Records supplied:
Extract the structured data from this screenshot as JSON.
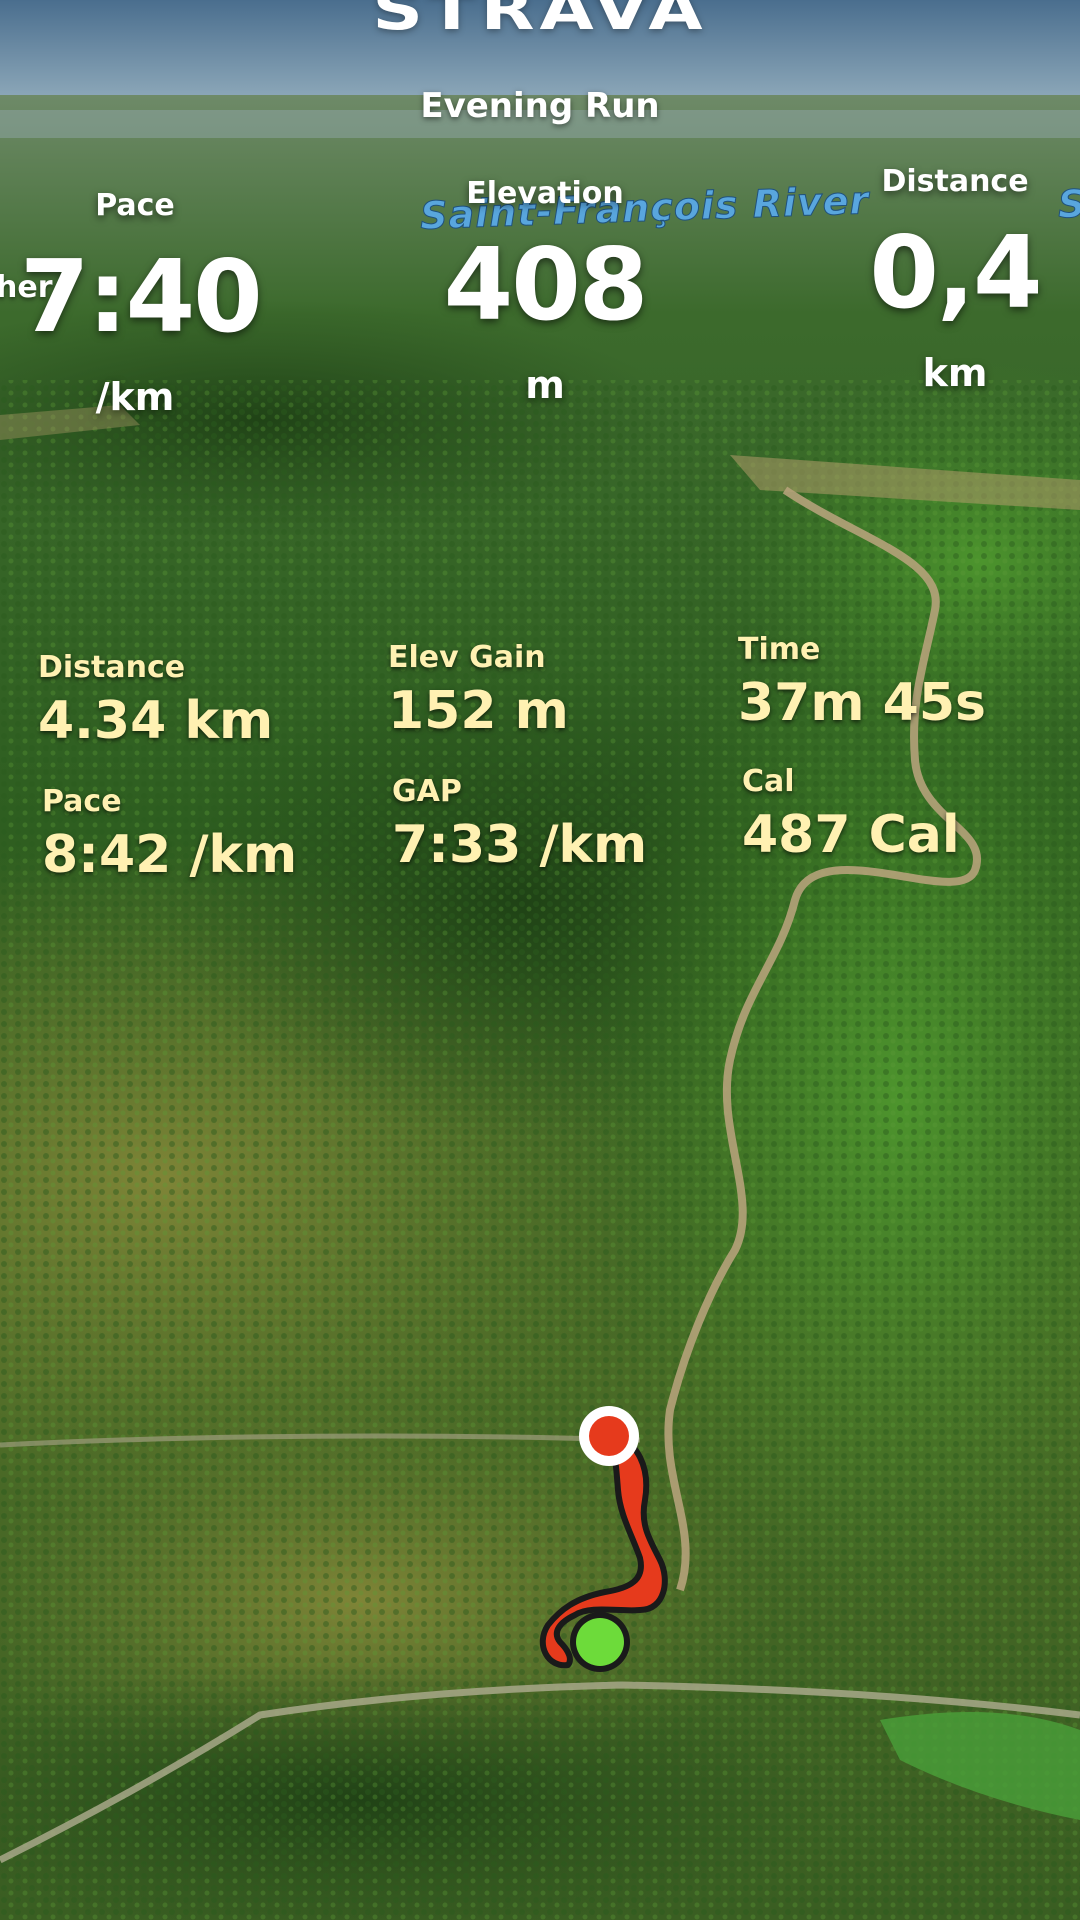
{
  "header": {
    "brand": "STRAVA",
    "activity_title": "Evening Run"
  },
  "map": {
    "river_label": "Saint-François River",
    "river_label_partial": "S",
    "edge_text": "her",
    "start_marker_color": "#6ddb3a",
    "end_marker_color": "#e63a1c",
    "route_color": "#e63a1c"
  },
  "live_stats": [
    {
      "label": "Pace",
      "value": "7:40",
      "unit": "/km"
    },
    {
      "label": "Elevation",
      "value": "408",
      "unit": "m"
    },
    {
      "label": "Distance",
      "value": "0,4",
      "unit": "km"
    }
  ],
  "summary_stats": [
    {
      "label": "Distance",
      "value": "4.34 km"
    },
    {
      "label": "Elev Gain",
      "value": "152 m"
    },
    {
      "label": "Time",
      "value": "37m 45s"
    },
    {
      "label": "Pace",
      "value": "8:42 /km"
    },
    {
      "label": "GAP",
      "value": "7:33 /km"
    },
    {
      "label": "Cal",
      "value": "487 Cal"
    }
  ],
  "colors": {
    "stat_text": "#fff1b2",
    "river_text": "#5aa9e6"
  }
}
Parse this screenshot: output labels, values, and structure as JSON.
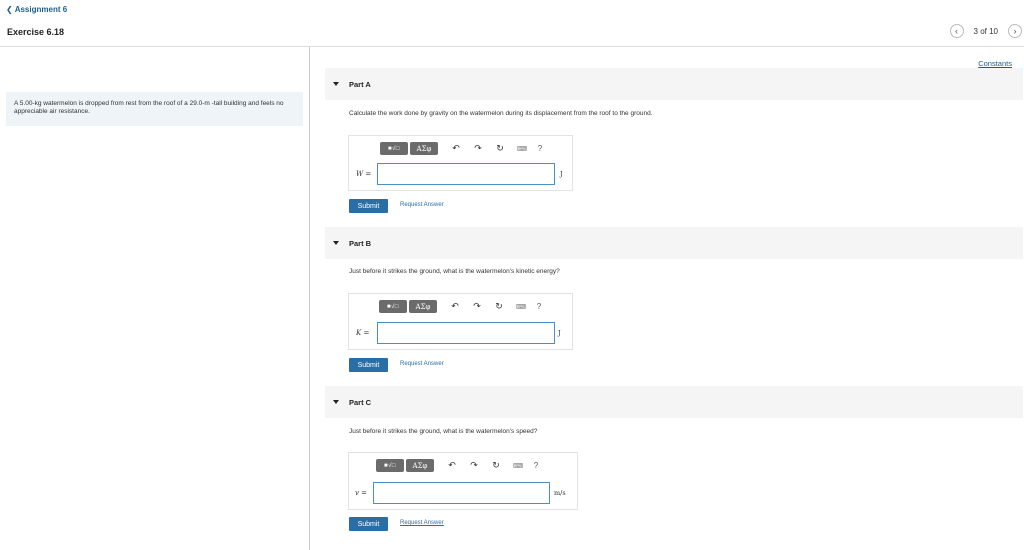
{
  "header": {
    "back_label": "Assignment 6",
    "exercise_title": "Exercise 6.18",
    "pager_text": "3 of 10",
    "constants_link": "Constants"
  },
  "problem": {
    "text": "A 5.00-kg watermelon is dropped from rest from the roof of a 29.0-m -tall building and feels no appreciable air resistance."
  },
  "toolbar": {
    "templates_label": "■√□",
    "symbols_label": "ΑΣφ",
    "undo_icon": "undo-icon",
    "redo_icon": "redo-icon",
    "reset_icon": "reset-icon",
    "keyboard_icon": "keyboard-icon",
    "help_label": "?"
  },
  "parts": [
    {
      "title": "Part A",
      "question": "Calculate the work done by gravity on the watermelon during its displacement from the roof to the ground.",
      "variable": "W =",
      "unit": "J",
      "submit_label": "Submit",
      "request_label": "Request Answer"
    },
    {
      "title": "Part B",
      "question": "Just before it strikes the ground, what is the watermelon's kinetic energy?",
      "variable": "K =",
      "unit": "J",
      "submit_label": "Submit",
      "request_label": "Request Answer"
    },
    {
      "title": "Part C",
      "question": "Just before it strikes the ground, what is the watermelon's speed?",
      "variable": "v =",
      "unit": "m/s",
      "submit_label": "Submit",
      "request_label": "Request Answer"
    }
  ]
}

Short task: Of the lines above, how many include the word "Just"? Reply with the number alone.

Written solution: 2